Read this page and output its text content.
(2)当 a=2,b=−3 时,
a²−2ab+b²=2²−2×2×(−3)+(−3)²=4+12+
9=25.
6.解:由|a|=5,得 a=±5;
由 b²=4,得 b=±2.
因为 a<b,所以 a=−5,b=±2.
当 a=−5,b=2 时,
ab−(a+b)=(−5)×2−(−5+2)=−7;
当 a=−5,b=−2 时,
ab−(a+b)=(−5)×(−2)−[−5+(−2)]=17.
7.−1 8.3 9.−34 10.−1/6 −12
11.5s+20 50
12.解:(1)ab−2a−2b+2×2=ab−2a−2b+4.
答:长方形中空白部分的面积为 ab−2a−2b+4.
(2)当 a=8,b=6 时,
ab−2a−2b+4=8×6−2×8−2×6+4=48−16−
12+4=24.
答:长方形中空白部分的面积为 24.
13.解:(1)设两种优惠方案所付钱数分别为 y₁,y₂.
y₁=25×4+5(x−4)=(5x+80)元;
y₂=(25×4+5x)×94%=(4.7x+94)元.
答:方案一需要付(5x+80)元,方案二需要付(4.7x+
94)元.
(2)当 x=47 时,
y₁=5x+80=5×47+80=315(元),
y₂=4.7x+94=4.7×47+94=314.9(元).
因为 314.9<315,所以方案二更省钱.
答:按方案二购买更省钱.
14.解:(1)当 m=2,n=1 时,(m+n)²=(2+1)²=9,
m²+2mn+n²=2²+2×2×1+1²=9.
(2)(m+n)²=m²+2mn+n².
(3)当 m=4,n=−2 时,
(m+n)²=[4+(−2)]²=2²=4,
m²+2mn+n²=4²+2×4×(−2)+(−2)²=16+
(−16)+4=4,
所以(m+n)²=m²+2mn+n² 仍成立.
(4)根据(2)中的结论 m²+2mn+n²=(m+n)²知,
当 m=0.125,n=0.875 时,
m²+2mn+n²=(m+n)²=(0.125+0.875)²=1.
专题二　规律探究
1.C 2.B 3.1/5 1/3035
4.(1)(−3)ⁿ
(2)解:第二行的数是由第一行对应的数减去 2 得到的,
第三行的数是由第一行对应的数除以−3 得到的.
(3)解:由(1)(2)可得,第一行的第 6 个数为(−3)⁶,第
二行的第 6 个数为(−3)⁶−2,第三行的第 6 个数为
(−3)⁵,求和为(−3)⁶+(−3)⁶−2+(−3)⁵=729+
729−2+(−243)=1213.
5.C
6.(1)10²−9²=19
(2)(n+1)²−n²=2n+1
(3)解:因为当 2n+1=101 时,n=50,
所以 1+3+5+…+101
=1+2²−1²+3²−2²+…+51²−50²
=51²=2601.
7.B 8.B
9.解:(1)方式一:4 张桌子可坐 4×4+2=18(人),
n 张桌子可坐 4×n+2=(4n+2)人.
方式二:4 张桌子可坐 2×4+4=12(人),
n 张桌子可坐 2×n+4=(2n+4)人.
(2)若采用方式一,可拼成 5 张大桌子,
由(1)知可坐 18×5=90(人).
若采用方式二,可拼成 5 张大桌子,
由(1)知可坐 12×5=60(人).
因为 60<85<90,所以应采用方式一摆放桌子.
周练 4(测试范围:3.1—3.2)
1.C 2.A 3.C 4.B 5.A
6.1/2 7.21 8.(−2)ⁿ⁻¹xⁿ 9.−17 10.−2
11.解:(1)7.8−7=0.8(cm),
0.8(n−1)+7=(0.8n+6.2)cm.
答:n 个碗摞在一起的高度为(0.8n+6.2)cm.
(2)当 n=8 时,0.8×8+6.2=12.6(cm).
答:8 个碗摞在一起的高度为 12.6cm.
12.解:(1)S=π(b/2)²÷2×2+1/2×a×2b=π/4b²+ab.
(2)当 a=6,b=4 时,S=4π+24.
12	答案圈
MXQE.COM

- [GIVEN TASK] Retype the material above, line by line, exactly.

- [SOLUTION FOR THIS EXERCISE]
Read this page and output its text content.
(2)当 a=2,b=−3 时,
a²−2ab+b²=2²−2×2×(−3)+(−3)²=4+12+
9=25.
6.解:由|a|=5,得 a=±5;
由 b²=4,得 b=±2.
因为 a<b,所以 a=−5,b=±2.
当 a=−5,b=2 时,
ab−(a+b)=(−5)×2−(−5+2)=−7;
当 a=−5,b=−2 时,
ab−(a+b)=(−5)×(−2)−[−5+(−2)]=17.
7.−1 8.3 9.−34 10.−1/6 −12
11.5s+20 50
12.解:(1)ab−2a−2b+2×2=ab−2a−2b+4.
答:长方形中空白部分的面积为 ab−2a−2b+4.
(2)当 a=8,b=6 时,
ab−2a−2b+4=8×6−2×8−2×6+4=48−16−
12+4=24.
答:长方形中空白部分的面积为 24.
13.解:(1)设两种优惠方案所付钱数分别为 y₁,y₂.
y₁=25×4+5(x−4)=(5x+80)元;
y₂=(25×4+5x)×94%=(4.7x+94)元.
答:方案一需要付(5x+80)元,方案二需要付(4.7x+
94)元.
(2)当 x=47 时,
y₁=5x+80=5×47+80=315(元),
y₂=4.7x+94=4.7×47+94=314.9(元).
因为 314.9<315,所以方案二更省钱.
答:按方案二购买更省钱.
14.解:(1)当 m=2,n=1 时,(m+n)²=(2+1)²=9,
m²+2mn+n²=2²+2×2×1+1²=9.
(2)(m+n)²=m²+2mn+n².
(3)当 m=4,n=−2 时,
(m+n)²=[4+(−2)]²=2²=4,
m²+2mn+n²=4²+2×4×(−2)+(−2)²=16+
(−16)+4=4,
所以(m+n)²=m²+2mn+n² 仍成立.
(4)根据(2)中的结论 m²+2mn+n²=(m+n)²知,
当 m=0.125,n=0.875 时,
m²+2mn+n²=(m+n)²=(0.125+0.875)²=1.
专题二　规律探究
1.C 2.B 3.1/5 1/3035
4.(1)(−3)ⁿ
(2)解:第二行的数是由第一行对应的数减去 2 得到的,
第三行的数是由第一行对应的数除以−3 得到的.
(3)解:由(1)(2)可得,第一行的第 6 个数为(−3)⁶,第
二行的第 6 个数为(−3)⁶−2,第三行的第 6 个数为
(−3)⁵,求和为(−3)⁶+(−3)⁶−2+(−3)⁵=729+
729−2+(−243)=1213.
5.C
6.(1)10²−9²=19
(2)(n+1)²−n²=2n+1
(3)解:因为当 2n+1=101 时,n=50,
所以 1+3+5+…+101
=1+2²−1²+3²−2²+…+51²−50²
=51²=2601.
7.B 8.B
9.解:(1)方式一:4 张桌子可坐 4×4+2=18(人),
n 张桌子可坐 4×n+2=(4n+2)人.
方式二:4 张桌子可坐 2×4+4=12(人),
n 张桌子可坐 2×n+4=(2n+4)人.
(2)若采用方式一,可拼成 5 张大桌子,
由(1)知可坐 18×5=90(人).
若采用方式二,可拼成 5 张大桌子,
由(1)知可坐 12×5=60(人).
因为 60<85<90,所以应采用方式一摆放桌子.
周练 4(测试范围:3.1—3.2)
1.C 2.A 3.C 4.B 5.A
6.1/2 7.21 8.(−2)ⁿ⁻¹xⁿ 9.−17 10.−2
11.解:(1)7.8−7=0.8(cm),
0.8(n−1)+7=(0.8n+6.2)cm.
答:n 个碗摞在一起的高度为(0.8n+6.2)cm.
(2)当 n=8 时,0.8×8+6.2=12.6(cm).
答:8 个碗摞在一起的高度为 12.6cm.
12.解:(1)S=π(b/2)²÷2×2+1/2×a×2b=π/4b²+ab.
(2)当 a=6,b=4 时,S=4π+24.
12	答案圈
MXQE.COM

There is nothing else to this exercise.